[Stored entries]

--------

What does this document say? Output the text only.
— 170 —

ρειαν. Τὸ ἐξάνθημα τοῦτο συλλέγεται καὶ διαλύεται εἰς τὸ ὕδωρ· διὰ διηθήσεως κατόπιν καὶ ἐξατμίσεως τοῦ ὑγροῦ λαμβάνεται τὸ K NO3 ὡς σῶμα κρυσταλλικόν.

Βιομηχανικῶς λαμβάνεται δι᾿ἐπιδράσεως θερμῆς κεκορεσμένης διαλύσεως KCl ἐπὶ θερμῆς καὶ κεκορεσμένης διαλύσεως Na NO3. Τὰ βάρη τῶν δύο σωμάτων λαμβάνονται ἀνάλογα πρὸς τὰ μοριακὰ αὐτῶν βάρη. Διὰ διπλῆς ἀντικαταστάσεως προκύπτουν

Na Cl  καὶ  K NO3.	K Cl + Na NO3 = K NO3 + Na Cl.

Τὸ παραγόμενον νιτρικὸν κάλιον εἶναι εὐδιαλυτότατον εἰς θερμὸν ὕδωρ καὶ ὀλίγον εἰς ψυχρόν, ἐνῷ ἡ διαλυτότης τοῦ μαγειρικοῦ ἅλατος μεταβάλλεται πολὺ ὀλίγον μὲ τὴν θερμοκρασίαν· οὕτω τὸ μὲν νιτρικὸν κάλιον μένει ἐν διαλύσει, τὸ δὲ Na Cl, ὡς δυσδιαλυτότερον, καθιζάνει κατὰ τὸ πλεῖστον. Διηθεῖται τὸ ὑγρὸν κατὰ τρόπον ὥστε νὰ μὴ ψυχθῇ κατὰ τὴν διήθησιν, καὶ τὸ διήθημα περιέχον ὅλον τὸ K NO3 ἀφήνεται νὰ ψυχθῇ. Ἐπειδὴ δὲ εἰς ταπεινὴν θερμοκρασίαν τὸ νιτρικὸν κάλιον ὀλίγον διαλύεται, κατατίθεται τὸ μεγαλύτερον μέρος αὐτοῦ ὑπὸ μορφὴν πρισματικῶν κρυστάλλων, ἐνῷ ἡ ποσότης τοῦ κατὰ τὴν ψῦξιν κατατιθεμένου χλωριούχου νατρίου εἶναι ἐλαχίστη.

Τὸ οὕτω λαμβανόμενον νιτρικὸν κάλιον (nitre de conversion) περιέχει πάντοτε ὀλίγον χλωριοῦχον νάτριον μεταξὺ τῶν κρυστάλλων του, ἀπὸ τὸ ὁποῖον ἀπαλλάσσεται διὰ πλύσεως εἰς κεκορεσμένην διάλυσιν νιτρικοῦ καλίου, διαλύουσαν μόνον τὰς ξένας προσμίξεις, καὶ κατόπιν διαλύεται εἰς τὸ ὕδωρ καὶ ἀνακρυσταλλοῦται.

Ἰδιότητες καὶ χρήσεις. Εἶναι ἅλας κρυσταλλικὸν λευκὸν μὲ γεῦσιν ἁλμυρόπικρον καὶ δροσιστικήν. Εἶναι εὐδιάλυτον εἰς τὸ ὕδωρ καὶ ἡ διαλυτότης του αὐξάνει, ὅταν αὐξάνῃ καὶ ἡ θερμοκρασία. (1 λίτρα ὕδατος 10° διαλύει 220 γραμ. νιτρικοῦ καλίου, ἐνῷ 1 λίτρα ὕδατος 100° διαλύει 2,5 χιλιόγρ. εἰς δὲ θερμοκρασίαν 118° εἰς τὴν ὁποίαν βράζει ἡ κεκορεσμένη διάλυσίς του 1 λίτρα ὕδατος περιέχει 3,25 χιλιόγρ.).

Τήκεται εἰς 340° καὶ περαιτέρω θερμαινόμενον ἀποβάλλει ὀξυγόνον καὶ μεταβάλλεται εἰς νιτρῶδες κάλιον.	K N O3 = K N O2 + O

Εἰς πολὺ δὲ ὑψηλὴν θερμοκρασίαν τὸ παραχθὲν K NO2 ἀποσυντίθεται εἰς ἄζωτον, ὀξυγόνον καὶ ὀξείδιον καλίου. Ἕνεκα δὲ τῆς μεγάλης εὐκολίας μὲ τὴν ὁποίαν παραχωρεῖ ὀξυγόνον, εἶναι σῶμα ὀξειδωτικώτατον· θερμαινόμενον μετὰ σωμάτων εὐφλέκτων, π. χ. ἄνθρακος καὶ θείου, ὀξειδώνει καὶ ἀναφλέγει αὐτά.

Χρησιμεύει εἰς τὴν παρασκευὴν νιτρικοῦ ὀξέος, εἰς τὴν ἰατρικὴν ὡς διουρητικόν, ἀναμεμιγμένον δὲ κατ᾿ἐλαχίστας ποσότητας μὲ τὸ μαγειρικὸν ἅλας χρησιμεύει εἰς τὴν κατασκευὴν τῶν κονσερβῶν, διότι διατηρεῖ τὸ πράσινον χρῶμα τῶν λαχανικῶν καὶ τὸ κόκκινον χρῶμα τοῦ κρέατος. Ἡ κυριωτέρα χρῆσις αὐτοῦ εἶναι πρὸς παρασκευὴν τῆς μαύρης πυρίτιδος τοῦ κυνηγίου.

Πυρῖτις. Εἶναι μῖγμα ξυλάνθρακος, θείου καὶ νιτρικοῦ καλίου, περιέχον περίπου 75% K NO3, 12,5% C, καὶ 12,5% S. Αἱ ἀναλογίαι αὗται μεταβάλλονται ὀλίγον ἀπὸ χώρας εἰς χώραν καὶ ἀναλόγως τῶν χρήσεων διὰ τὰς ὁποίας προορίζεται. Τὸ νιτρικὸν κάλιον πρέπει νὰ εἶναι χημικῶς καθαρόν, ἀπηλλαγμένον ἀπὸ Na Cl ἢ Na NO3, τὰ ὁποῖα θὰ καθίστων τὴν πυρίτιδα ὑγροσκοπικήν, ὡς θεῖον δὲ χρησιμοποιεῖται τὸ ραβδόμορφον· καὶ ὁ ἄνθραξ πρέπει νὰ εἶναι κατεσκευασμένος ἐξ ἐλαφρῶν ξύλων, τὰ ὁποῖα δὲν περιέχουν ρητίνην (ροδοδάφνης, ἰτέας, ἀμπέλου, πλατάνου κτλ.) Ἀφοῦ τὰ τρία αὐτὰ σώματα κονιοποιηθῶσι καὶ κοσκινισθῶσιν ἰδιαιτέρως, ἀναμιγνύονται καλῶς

--------

= Short task =
Please repeat the listing exactly, with nothing left out.

= Task solution =
What does this document say? Output the text only.
— 170 —

ρειαν. Τὸ ἐξάνθημα τοῦτο συλλέγεται καὶ διαλύεται εἰς τὸ ὕδωρ· διὰ διηθήσεως κατόπιν καὶ ἐξατμίσεως τοῦ ὑγροῦ λαμβάνεται τὸ K NO3 ὡς σῶμα κρυσταλλικόν.

Βιομηχανικῶς λαμβάνεται δι᾿ἐπιδράσεως θερμῆς κεκορεσμένης διαλύσεως KCl ἐπὶ θερμῆς καὶ κεκορεσμένης διαλύσεως Na NO3. Τὰ βάρη τῶν δύο σωμάτων λαμβάνονται ἀνάλογα πρὸς τὰ μοριακὰ αὐτῶν βάρη. Διὰ διπλῆς ἀντικαταστάσεως προκύπτουν

Na Cl  καὶ  K NO3.	K Cl + Na NO3 = K NO3 + Na Cl.

Τὸ παραγόμενον νιτρικὸν κάλιον εἶναι εὐδιαλυτότατον εἰς θερμὸν ὕδωρ καὶ ὀλίγον εἰς ψυχρόν, ἐνῷ ἡ διαλυτότης τοῦ μαγειρικοῦ ἅλατος μεταβάλλεται πολὺ ὀλίγον μὲ τὴν θερμοκρασίαν· οὕτω τὸ μὲν νιτρικὸν κάλιον μένει ἐν διαλύσει, τὸ δὲ Na Cl, ὡς δυσδιαλυτότερον, καθιζάνει κατὰ τὸ πλεῖστον. Διηθεῖται τὸ ὑγρὸν κατὰ τρόπον ὥστε νὰ μὴ ψυχθῇ κατὰ τὴν διήθησιν, καὶ τὸ διήθημα περιέχον ὅλον τὸ K NO3 ἀφήνεται νὰ ψυχθῇ. Ἐπειδὴ δὲ εἰς ταπεινὴν θερμοκρασίαν τὸ νιτρικὸν κάλιον ὀλίγον διαλύεται, κατατίθεται τὸ μεγαλύτερον μέρος αὐτοῦ ὑπὸ μορφὴν πρισματικῶν κρυστάλλων, ἐνῷ ἡ ποσότης τοῦ κατὰ τὴν ψῦξιν κατατιθεμένου χλωριούχου νατρίου εἶναι ἐλαχίστη.

Τὸ οὕτω λαμβανόμενον νιτρικὸν κάλιον (nitre de conversion) περιέχει πάντοτε ὀλίγον χλωριοῦχον νάτριον μεταξὺ τῶν κρυστάλλων του, ἀπὸ τὸ ὁποῖον ἀπαλλάσσεται διὰ πλύσεως εἰς κεκορεσμένην διάλυσιν νιτρικοῦ καλίου, διαλύουσαν μόνον τὰς ξένας προσμίξεις, καὶ κατόπιν διαλύεται εἰς τὸ ὕδωρ καὶ ἀνακρυσταλλοῦται.

Ἰδιότητες καὶ χρήσεις. Εἶναι ἅλας κρυσταλλικὸν λευκὸν μὲ γεῦσιν ἁλμυρόπικρον καὶ δροσιστικήν. Εἶναι εὐδιάλυτον εἰς τὸ ὕδωρ καὶ ἡ διαλυτότης του αὐξάνει, ὅταν αὐξάνῃ καὶ ἡ θερμοκρασία. (1 λίτρα ὕδατος 10° διαλύει 220 γραμ. νιτρικοῦ καλίου, ἐνῷ 1 λίτρα ὕδατος 100° διαλύει 2,5 χιλιόγρ. εἰς δὲ θερμοκρασίαν 118° εἰς τὴν ὁποίαν βράζει ἡ κεκορεσμένη διάλυσίς του 1 λίτρα ὕδατος περιέχει 3,25 χιλιόγρ.).

Τήκεται εἰς 340° καὶ περαιτέρω θερμαινόμενον ἀποβάλλει ὀξυγόνον καὶ μεταβάλλεται εἰς νιτρῶδες κάλιον.	K N O3 = K N O2 + O

Εἰς πολὺ δὲ ὑψηλὴν θερμοκρασίαν τὸ παραχθὲν K NO2 ἀποσυντίθεται εἰς ἄζωτον, ὀξυγόνον καὶ ὀξείδιον καλίου. Ἕνεκα δὲ τῆς μεγάλης εὐκολίας μὲ τὴν ὁποίαν παραχωρεῖ ὀξυγόνον, εἶναι σῶμα ὀξειδωτικώτατον· θερμαινόμενον μετὰ σωμάτων εὐφλέκτων, π. χ. ἄνθρακος καὶ θείου, ὀξειδώνει καὶ ἀναφλέγει αὐτά.

Χρησιμεύει εἰς τὴν παρασκευὴν νιτρικοῦ ὀξέος, εἰς τὴν ἰατρικὴν ὡς διουρητικόν, ἀναμεμιγμένον δὲ κατ᾿ἐλαχίστας ποσότητας μὲ τὸ μαγειρικὸν ἅλας χρησιμεύει εἰς τὴν κατασκευὴν τῶν κονσερβῶν, διότι διατηρεῖ τὸ πράσινον χρῶμα τῶν λαχανικῶν καὶ τὸ κόκκινον χρῶμα τοῦ κρέατος. Ἡ κυριωτέρα χρῆσις αὐτοῦ εἶναι πρὸς παρασκευὴν τῆς μαύρης πυρίτιδος τοῦ κυνηγίου.

Πυρῖτις. Εἶναι μῖγμα ξυλάνθρακος, θείου καὶ νιτρικοῦ καλίου, περιέχον περίπου 75% K NO3, 12,5% C, καὶ 12,5% S. Αἱ ἀναλογίαι αὗται μεταβάλλονται ὀλίγον ἀπὸ χώρας εἰς χώραν καὶ ἀναλόγως τῶν χρήσεων διὰ τὰς ὁποίας προορίζεται. Τὸ νιτρικὸν κάλιον πρέπει νὰ εἶναι χημικῶς καθαρόν, ἀπηλλαγμένον ἀπὸ Na Cl ἢ Na NO3, τὰ ὁποῖα θὰ καθίστων τὴν πυρίτιδα ὑγροσκοπικήν, ὡς θεῖον δὲ χρησιμοποιεῖται τὸ ραβδόμορφον· καὶ ὁ ἄνθραξ πρέπει νὰ εἶναι κατεσκευασμένος ἐξ ἐλαφρῶν ξύλων, τὰ ὁποῖα δὲν περιέχουν ρητίνην (ροδοδάφνης, ἰτέας, ἀμπέλου, πλατάνου κτλ.) Ἀφοῦ τὰ τρία αὐτὰ σώματα κονιοποιηθῶσι καὶ κοσκινισθῶσιν ἰδιαιτέρως, ἀναμιγνύονται καλῶς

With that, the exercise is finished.